■ **What you are asked to do**
Could you write out the records below exactly as they appear?

━━━

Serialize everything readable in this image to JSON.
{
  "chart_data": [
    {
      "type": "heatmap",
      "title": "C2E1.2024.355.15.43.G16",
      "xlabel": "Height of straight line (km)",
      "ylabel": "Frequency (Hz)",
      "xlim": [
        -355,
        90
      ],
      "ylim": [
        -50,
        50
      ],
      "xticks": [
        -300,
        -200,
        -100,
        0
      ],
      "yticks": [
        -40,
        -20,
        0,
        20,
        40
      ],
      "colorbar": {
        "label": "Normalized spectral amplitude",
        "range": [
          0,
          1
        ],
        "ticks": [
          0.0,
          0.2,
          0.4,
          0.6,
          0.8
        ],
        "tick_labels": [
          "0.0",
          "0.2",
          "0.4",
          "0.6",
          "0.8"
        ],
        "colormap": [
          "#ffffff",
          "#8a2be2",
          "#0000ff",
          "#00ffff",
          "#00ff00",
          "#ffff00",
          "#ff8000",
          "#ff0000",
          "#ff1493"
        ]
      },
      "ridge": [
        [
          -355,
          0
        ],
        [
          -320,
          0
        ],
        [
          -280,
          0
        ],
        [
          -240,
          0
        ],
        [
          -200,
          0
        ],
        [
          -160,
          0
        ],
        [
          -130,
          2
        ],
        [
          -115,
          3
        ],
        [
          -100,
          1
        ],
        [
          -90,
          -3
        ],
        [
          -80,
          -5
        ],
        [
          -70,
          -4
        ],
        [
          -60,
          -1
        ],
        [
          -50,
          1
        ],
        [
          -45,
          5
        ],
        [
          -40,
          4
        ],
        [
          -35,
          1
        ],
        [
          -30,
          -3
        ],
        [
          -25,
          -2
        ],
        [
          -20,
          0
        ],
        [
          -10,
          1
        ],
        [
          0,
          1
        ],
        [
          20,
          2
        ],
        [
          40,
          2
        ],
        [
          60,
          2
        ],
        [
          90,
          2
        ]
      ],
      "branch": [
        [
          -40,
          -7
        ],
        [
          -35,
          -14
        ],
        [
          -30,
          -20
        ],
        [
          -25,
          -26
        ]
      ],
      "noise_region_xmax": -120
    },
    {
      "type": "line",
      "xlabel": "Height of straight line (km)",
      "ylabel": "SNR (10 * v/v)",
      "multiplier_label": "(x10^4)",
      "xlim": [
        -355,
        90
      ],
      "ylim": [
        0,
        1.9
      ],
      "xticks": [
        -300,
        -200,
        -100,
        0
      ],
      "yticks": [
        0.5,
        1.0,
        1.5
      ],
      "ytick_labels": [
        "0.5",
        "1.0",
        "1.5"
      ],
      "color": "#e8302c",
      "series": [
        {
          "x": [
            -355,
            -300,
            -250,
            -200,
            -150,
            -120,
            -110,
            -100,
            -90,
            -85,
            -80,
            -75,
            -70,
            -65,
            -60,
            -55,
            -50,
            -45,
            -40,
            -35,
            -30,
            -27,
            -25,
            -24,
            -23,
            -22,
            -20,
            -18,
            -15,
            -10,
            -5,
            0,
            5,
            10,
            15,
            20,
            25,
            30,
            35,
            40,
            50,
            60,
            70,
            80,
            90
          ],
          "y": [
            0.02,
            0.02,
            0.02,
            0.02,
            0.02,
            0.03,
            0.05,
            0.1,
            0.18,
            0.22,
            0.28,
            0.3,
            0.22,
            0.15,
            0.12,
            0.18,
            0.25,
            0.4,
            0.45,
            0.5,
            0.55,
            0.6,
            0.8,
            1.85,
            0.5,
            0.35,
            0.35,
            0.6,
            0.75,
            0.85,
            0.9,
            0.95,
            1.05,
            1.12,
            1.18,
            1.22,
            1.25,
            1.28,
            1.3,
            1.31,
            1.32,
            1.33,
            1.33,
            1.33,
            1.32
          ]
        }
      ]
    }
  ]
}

━━━

■ **Solution for this exercise**
Serialize everything readable in this image to JSON.
{
  "chart_data": [
    {
      "type": "heatmap",
      "title": "C2E1.2024.355.15.43.G16",
      "xlabel": "Height of straight line (km)",
      "ylabel": "Frequency (Hz)",
      "xlim": [
        -355,
        90
      ],
      "ylim": [
        -50,
        50
      ],
      "xticks": [
        -300,
        -200,
        -100,
        0
      ],
      "yticks": [
        -40,
        -20,
        0,
        20,
        40
      ],
      "colorbar": {
        "label": "Normalized spectral amplitude",
        "range": [
          0,
          1
        ],
        "ticks": [
          0.0,
          0.2,
          0.4,
          0.6,
          0.8
        ],
        "tick_labels": [
          "0.0",
          "0.2",
          "0.4",
          "0.6",
          "0.8"
        ],
        "colormap": [
          "#ffffff",
          "#8a2be2",
          "#0000ff",
          "#00ffff",
          "#00ff00",
          "#ffff00",
          "#ff8000",
          "#ff0000",
          "#ff1493"
        ]
      },
      "ridge": [
        [
          -355,
          0
        ],
        [
          -320,
          0
        ],
        [
          -280,
          0
        ],
        [
          -240,
          0
        ],
        [
          -200,
          0
        ],
        [
          -160,
          0
        ],
        [
          -130,
          2
        ],
        [
          -115,
          3
        ],
        [
          -100,
          1
        ],
        [
          -90,
          -3
        ],
        [
          -80,
          -5
        ],
        [
          -70,
          -4
        ],
        [
          -60,
          -1
        ],
        [
          -50,
          1
        ],
        [
          -45,
          5
        ],
        [
          -40,
          4
        ],
        [
          -35,
          1
        ],
        [
          -30,
          -3
        ],
        [
          -25,
          -2
        ],
        [
          -20,
          0
        ],
        [
          -10,
          1
        ],
        [
          0,
          1
        ],
        [
          20,
          2
        ],
        [
          40,
          2
        ],
        [
          60,
          2
        ],
        [
          90,
          2
        ]
      ],
      "branch": [
        [
          -40,
          -7
        ],
        [
          -35,
          -14
        ],
        [
          -30,
          -20
        ],
        [
          -25,
          -26
        ]
      ],
      "noise_region_xmax": -120
    },
    {
      "type": "line",
      "xlabel": "Height of straight line (km)",
      "ylabel": "SNR (10 * v/v)",
      "multiplier_label": "(x10^4)",
      "xlim": [
        -355,
        90
      ],
      "ylim": [
        0,
        1.9
      ],
      "xticks": [
        -300,
        -200,
        -100,
        0
      ],
      "yticks": [
        0.5,
        1.0,
        1.5
      ],
      "ytick_labels": [
        "0.5",
        "1.0",
        "1.5"
      ],
      "color": "#e8302c",
      "series": [
        {
          "x": [
            -355,
            -300,
            -250,
            -200,
            -150,
            -120,
            -110,
            -100,
            -90,
            -85,
            -80,
            -75,
            -70,
            -65,
            -60,
            -55,
            -50,
            -45,
            -40,
            -35,
            -30,
            -27,
            -25,
            -24,
            -23,
            -22,
            -20,
            -18,
            -15,
            -10,
            -5,
            0,
            5,
            10,
            15,
            20,
            25,
            30,
            35,
            40,
            50,
            60,
            70,
            80,
            90
          ],
          "y": [
            0.02,
            0.02,
            0.02,
            0.02,
            0.02,
            0.03,
            0.05,
            0.1,
            0.18,
            0.22,
            0.28,
            0.3,
            0.22,
            0.15,
            0.12,
            0.18,
            0.25,
            0.4,
            0.45,
            0.5,
            0.55,
            0.6,
            0.8,
            1.85,
            0.5,
            0.35,
            0.35,
            0.6,
            0.75,
            0.85,
            0.9,
            0.95,
            1.05,
            1.12,
            1.18,
            1.22,
            1.25,
            1.28,
            1.3,
            1.31,
            1.32,
            1.33,
            1.33,
            1.33,
            1.32
          ]
        }
      ]
    }
  ]
}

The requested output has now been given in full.